Raw records
====================
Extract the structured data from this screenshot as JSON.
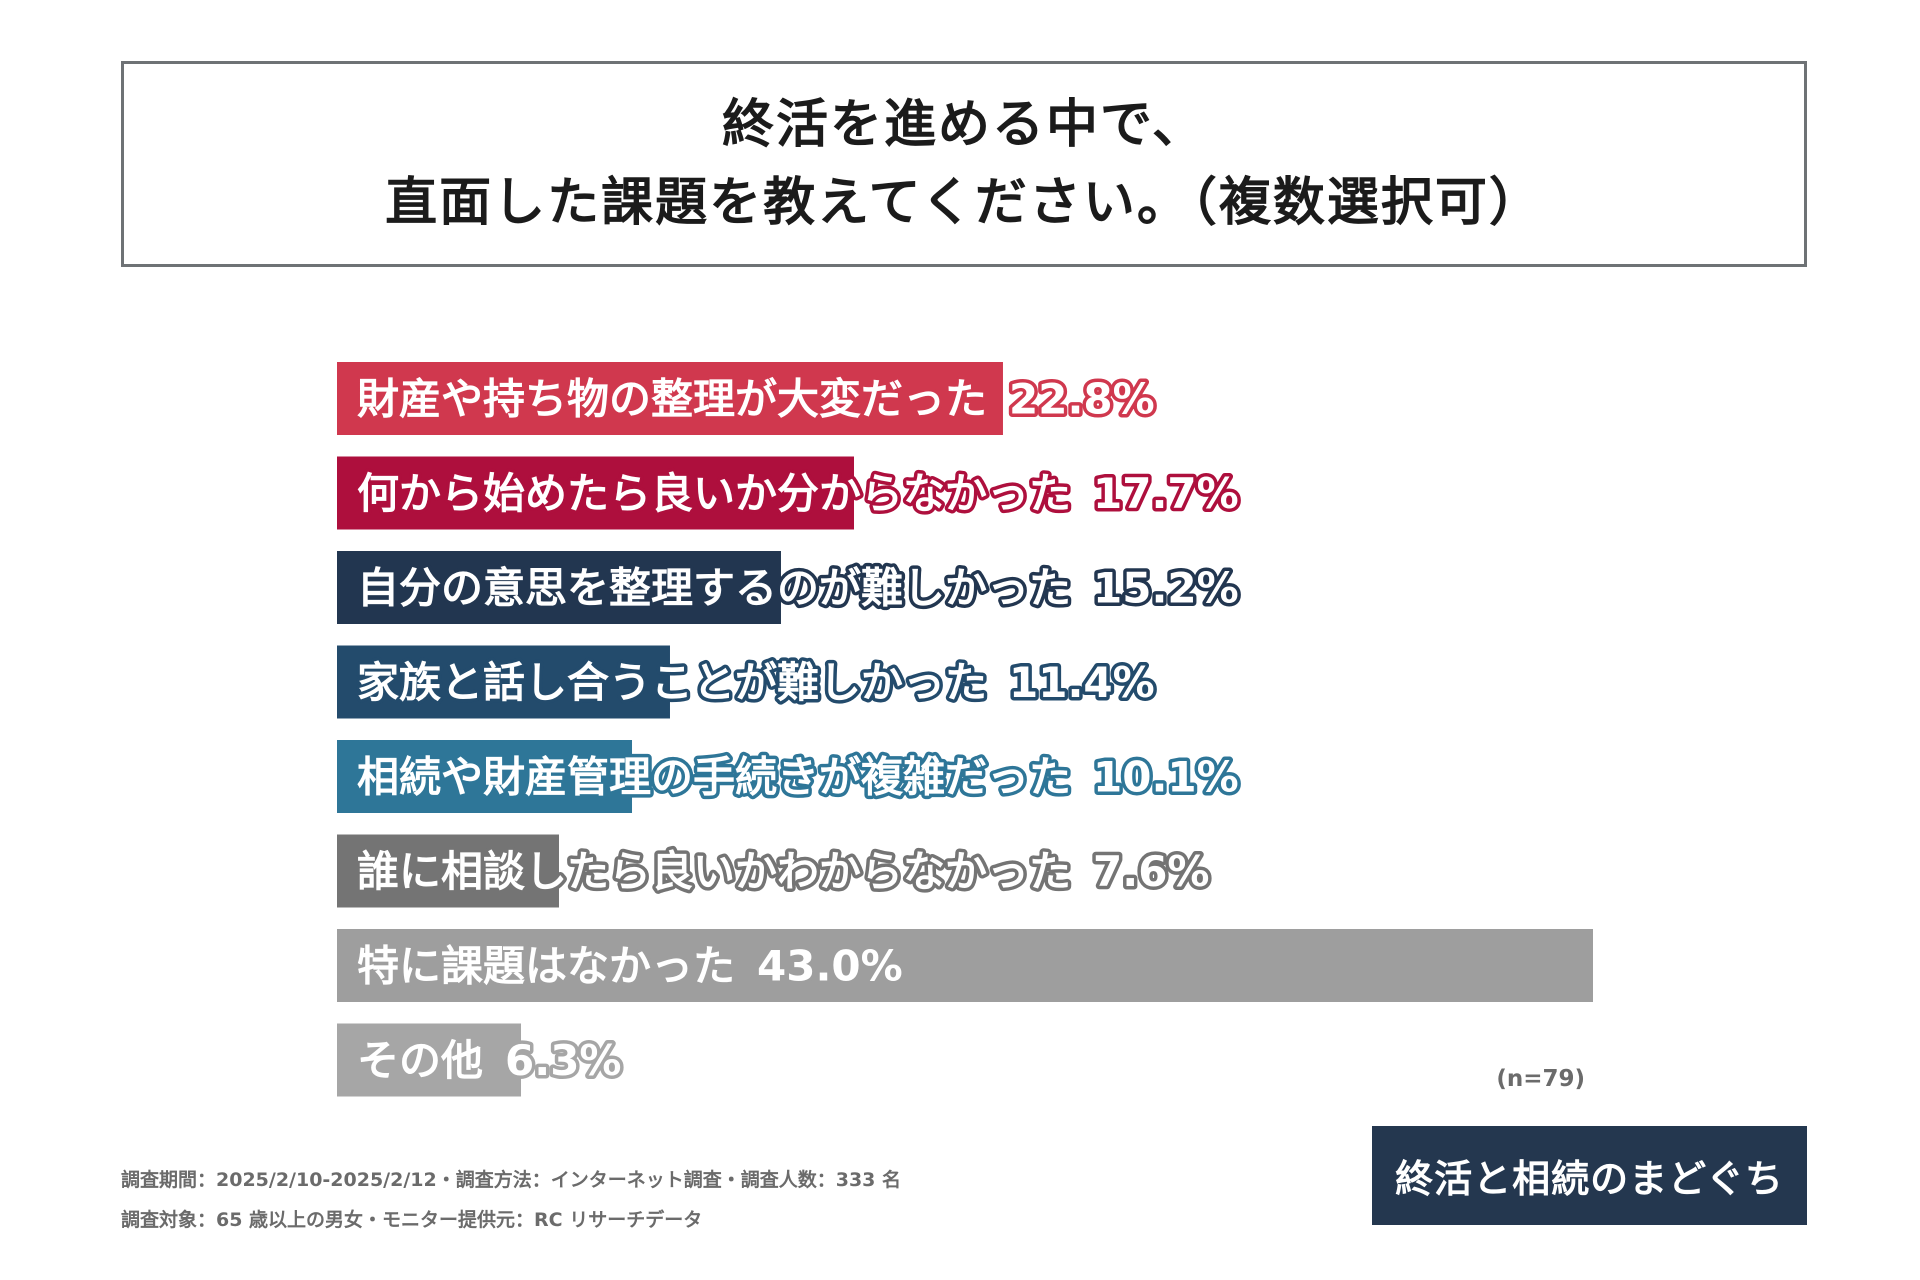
{
  "title": {
    "line1": "終活を進める中で、",
    "line2": "直面した課題を教えてください。（複数選択可）"
  },
  "chart_data": {
    "type": "bar",
    "orientation": "horizontal",
    "categories": [
      "財産や持ち物の整理が大変だった",
      "何から始めたら良いか分からなかった",
      "自分の意思を整理するのが難しかった",
      "家族と話し合うことが難しかった",
      "相続や財産管理の手続きが複雑だった",
      "誰に相談したら良いかわからなかった",
      "特に課題はなかった",
      "その他"
    ],
    "values": [
      22.8,
      17.7,
      15.2,
      11.4,
      10.1,
      7.6,
      43.0,
      6.3
    ],
    "value_labels": [
      "22.8%",
      "17.7%",
      "15.2%",
      "11.4%",
      "10.1%",
      "7.6%",
      "43.0%",
      "6.3%"
    ],
    "colors": [
      "#d0384e",
      "#ae0f3d",
      "#223650",
      "#234b6c",
      "#2e7698",
      "#747474",
      "#9e9e9e",
      "#a6a6a6"
    ],
    "xlim": [
      0,
      43.0
    ],
    "grid": false,
    "legend": "none"
  },
  "sample_note": "(n=79)",
  "footnotes": {
    "line1": "調査期間：2025/2/10-2025/2/12・調査方法：インターネット調査・調査人数：333 名",
    "line2": "調査対象：65 歳以上の男女・モニター提供元：RC リサーチデータ"
  },
  "logo": {
    "text": "終活と相続のまどぐち",
    "bg_color": "#24374f",
    "accent_color": "#c9344b"
  }
}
====================
--- PROBLEM TO WORK ON ---
Leave the pictures out and copy the rest of the data exactly.

--- WRITTEN REPLY ---
Extract the structured data from this screenshot as JSON.
{
  "title": {
    "line1": "終活を進める中で、",
    "line2": "直面した課題を教えてください。（複数選択可）"
  },
  "chart_data": {
    "type": "bar",
    "orientation": "horizontal",
    "categories": [
      "財産や持ち物の整理が大変だった",
      "何から始めたら良いか分からなかった",
      "自分の意思を整理するのが難しかった",
      "家族と話し合うことが難しかった",
      "相続や財産管理の手続きが複雑だった",
      "誰に相談したら良いかわからなかった",
      "特に課題はなかった",
      "その他"
    ],
    "values": [
      22.8,
      17.7,
      15.2,
      11.4,
      10.1,
      7.6,
      43.0,
      6.3
    ],
    "value_labels": [
      "22.8%",
      "17.7%",
      "15.2%",
      "11.4%",
      "10.1%",
      "7.6%",
      "43.0%",
      "6.3%"
    ],
    "colors": [
      "#d0384e",
      "#ae0f3d",
      "#223650",
      "#234b6c",
      "#2e7698",
      "#747474",
      "#9e9e9e",
      "#a6a6a6"
    ],
    "xlim": [
      0,
      43.0
    ],
    "grid": false,
    "legend": "none"
  },
  "sample_note": "(n=79)",
  "footnotes": {
    "line1": "調査期間：2025/2/10-2025/2/12・調査方法：インターネット調査・調査人数：333 名",
    "line2": "調査対象：65 歳以上の男女・モニター提供元：RC リサーチデータ"
  },
  "logo": {
    "text": "終活と相続のまどぐち",
    "bg_color": "#24374f",
    "accent_color": "#c9344b"
  }
}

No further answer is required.